Records supplied section start

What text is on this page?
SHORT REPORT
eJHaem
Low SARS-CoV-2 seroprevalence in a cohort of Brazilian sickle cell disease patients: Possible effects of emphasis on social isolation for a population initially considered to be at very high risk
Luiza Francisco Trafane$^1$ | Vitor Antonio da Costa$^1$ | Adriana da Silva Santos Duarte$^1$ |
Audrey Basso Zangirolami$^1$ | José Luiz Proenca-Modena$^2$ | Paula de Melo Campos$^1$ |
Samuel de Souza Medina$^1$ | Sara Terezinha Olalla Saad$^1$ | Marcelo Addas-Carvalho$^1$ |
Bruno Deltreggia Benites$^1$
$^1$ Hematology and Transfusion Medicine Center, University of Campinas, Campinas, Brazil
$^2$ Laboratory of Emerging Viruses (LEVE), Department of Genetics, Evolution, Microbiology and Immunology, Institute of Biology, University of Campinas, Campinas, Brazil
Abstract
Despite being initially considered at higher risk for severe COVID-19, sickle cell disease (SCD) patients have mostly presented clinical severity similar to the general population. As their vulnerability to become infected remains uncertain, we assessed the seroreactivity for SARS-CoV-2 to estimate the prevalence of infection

Records supplied section end

Task details |
Check each line of the listing above, and copy it if it contains the word "disease".

Task response |
Low SARS-CoV-2 seroprevalence in a cohort of Brazilian sickle cell disease patients: Possible effects of emphasis on social isolation for a population initially considered to be at very high risk
Despite being initially considered at higher risk for severe COVID-19, sickle cell disease (SCD) patients have mostly presented clinical severity similar to the general population. As their vulnerability to become infected remains uncertain, we assessed the seroreactivity for SARS-CoV-2 to estimate the prevalence of infection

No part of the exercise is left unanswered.